======== DATASET ROWS ========

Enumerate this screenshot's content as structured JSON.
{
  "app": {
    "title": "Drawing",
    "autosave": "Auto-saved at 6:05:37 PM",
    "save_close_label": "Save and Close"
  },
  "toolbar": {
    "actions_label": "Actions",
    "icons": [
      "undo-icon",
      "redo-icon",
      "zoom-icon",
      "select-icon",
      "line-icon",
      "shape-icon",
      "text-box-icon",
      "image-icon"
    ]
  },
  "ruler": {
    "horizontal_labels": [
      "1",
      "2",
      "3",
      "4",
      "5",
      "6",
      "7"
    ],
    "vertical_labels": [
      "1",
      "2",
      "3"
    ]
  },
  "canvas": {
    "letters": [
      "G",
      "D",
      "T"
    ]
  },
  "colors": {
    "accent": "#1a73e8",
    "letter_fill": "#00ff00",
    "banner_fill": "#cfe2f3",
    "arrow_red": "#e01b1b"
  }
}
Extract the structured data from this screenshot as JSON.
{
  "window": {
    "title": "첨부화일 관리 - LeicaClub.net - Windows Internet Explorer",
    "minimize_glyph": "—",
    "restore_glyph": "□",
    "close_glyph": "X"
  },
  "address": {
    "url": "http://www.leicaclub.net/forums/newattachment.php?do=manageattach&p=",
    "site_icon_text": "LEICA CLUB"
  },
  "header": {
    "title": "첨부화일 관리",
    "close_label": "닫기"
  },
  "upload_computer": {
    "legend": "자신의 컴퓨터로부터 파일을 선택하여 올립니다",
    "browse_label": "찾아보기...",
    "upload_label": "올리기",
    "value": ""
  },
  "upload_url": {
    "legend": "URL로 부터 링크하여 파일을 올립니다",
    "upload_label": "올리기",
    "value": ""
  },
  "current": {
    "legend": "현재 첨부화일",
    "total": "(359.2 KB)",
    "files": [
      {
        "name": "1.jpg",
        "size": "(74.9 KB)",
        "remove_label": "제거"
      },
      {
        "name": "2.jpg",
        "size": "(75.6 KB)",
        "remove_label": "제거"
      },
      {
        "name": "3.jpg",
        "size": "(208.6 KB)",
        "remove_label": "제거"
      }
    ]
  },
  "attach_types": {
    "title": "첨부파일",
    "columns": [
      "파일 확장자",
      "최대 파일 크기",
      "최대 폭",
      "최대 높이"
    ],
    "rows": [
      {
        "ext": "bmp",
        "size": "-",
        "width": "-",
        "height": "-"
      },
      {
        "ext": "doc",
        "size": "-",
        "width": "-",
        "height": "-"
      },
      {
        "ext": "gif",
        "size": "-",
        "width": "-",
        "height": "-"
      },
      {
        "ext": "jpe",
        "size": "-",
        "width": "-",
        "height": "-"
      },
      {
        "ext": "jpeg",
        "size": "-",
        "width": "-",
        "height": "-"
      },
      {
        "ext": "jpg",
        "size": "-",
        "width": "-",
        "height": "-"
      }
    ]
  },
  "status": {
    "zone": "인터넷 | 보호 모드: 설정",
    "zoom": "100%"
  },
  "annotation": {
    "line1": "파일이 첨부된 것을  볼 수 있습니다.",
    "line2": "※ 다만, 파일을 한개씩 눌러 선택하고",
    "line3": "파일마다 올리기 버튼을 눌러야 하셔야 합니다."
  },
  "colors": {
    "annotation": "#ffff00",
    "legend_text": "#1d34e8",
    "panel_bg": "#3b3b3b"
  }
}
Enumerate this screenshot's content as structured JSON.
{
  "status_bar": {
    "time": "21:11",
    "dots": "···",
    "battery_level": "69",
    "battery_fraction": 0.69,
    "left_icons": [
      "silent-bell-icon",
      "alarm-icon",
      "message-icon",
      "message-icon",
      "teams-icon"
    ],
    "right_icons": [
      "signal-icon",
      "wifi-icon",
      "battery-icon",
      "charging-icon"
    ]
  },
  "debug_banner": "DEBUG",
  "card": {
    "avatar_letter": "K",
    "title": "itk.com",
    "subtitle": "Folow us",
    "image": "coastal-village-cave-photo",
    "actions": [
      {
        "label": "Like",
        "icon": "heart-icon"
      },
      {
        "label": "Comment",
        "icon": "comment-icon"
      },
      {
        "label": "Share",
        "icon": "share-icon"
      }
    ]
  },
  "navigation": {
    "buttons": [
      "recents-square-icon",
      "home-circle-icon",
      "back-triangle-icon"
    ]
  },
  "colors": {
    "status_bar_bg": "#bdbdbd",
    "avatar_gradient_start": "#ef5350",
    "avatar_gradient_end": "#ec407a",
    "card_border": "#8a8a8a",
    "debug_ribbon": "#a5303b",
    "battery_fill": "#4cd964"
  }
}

========

Recite the full listing above exactly.

Enumerate this screenshot's content as structured JSON.
{
  "app": {
    "title": "Drawing",
    "autosave": "Auto-saved at 6:05:37 PM",
    "save_close_label": "Save and Close"
  },
  "toolbar": {
    "actions_label": "Actions",
    "icons": [
      "undo-icon",
      "redo-icon",
      "zoom-icon",
      "select-icon",
      "line-icon",
      "shape-icon",
      "text-box-icon",
      "image-icon"
    ]
  },
  "ruler": {
    "horizontal_labels": [
      "1",
      "2",
      "3",
      "4",
      "5",
      "6",
      "7"
    ],
    "vertical_labels": [
      "1",
      "2",
      "3"
    ]
  },
  "canvas": {
    "letters": [
      "G",
      "D",
      "T"
    ]
  },
  "colors": {
    "accent": "#1a73e8",
    "letter_fill": "#00ff00",
    "banner_fill": "#cfe2f3",
    "arrow_red": "#e01b1b"
  }
}
Extract the structured data from this screenshot as JSON.
{
  "window": {
    "title": "첨부화일 관리 - LeicaClub.net - Windows Internet Explorer",
    "minimize_glyph": "—",
    "restore_glyph": "□",
    "close_glyph": "X"
  },
  "address": {
    "url": "http://www.leicaclub.net/forums/newattachment.php?do=manageattach&p=",
    "site_icon_text": "LEICA CLUB"
  },
  "header": {
    "title": "첨부화일 관리",
    "close_label": "닫기"
  },
  "upload_computer": {
    "legend": "자신의 컴퓨터로부터 파일을 선택하여 올립니다",
    "browse_label": "찾아보기...",
    "upload_label": "올리기",
    "value": ""
  },
  "upload_url": {
    "legend": "URL로 부터 링크하여 파일을 올립니다",
    "upload_label": "올리기",
    "value": ""
  },
  "current": {
    "legend": "현재 첨부화일",
    "total": "(359.2 KB)",
    "files": [
      {
        "name": "1.jpg",
        "size": "(74.9 KB)",
        "remove_label": "제거"
      },
      {
        "name": "2.jpg",
        "size": "(75.6 KB)",
        "remove_label": "제거"
      },
      {
        "name": "3.jpg",
        "size": "(208.6 KB)",
        "remove_label": "제거"
      }
    ]
  },
  "attach_types": {
    "title": "첨부파일",
    "columns": [
      "파일 확장자",
      "최대 파일 크기",
      "최대 폭",
      "최대 높이"
    ],
    "rows": [
      {
        "ext": "bmp",
        "size": "-",
        "width": "-",
        "height": "-"
      },
      {
        "ext": "doc",
        "size": "-",
        "width": "-",
        "height": "-"
      },
      {
        "ext": "gif",
        "size": "-",
        "width": "-",
        "height": "-"
      },
      {
        "ext": "jpe",
        "size": "-",
        "width": "-",
        "height": "-"
      },
      {
        "ext": "jpeg",
        "size": "-",
        "width": "-",
        "height": "-"
      },
      {
        "ext": "jpg",
        "size": "-",
        "width": "-",
        "height": "-"
      }
    ]
  },
  "status": {
    "zone": "인터넷 | 보호 모드: 설정",
    "zoom": "100%"
  },
  "annotation": {
    "line1": "파일이 첨부된 것을  볼 수 있습니다.",
    "line2": "※ 다만, 파일을 한개씩 눌러 선택하고",
    "line3": "파일마다 올리기 버튼을 눌러야 하셔야 합니다."
  },
  "colors": {
    "annotation": "#ffff00",
    "legend_text": "#1d34e8",
    "panel_bg": "#3b3b3b"
  }
}
Enumerate this screenshot's content as structured JSON.
{
  "status_bar": {
    "time": "21:11",
    "dots": "···",
    "battery_level": "69",
    "battery_fraction": 0.69,
    "left_icons": [
      "silent-bell-icon",
      "alarm-icon",
      "message-icon",
      "message-icon",
      "teams-icon"
    ],
    "right_icons": [
      "signal-icon",
      "wifi-icon",
      "battery-icon",
      "charging-icon"
    ]
  },
  "debug_banner": "DEBUG",
  "card": {
    "avatar_letter": "K",
    "title": "itk.com",
    "subtitle": "Folow us",
    "image": "coastal-village-cave-photo",
    "actions": [
      {
        "label": "Like",
        "icon": "heart-icon"
      },
      {
        "label": "Comment",
        "icon": "comment-icon"
      },
      {
        "label": "Share",
        "icon": "share-icon"
      }
    ]
  },
  "navigation": {
    "buttons": [
      "recents-square-icon",
      "home-circle-icon",
      "back-triangle-icon"
    ]
  },
  "colors": {
    "status_bar_bg": "#bdbdbd",
    "avatar_gradient_start": "#ef5350",
    "avatar_gradient_end": "#ec407a",
    "card_border": "#8a8a8a",
    "debug_ribbon": "#a5303b",
    "battery_fill": "#4cd964"
  }
}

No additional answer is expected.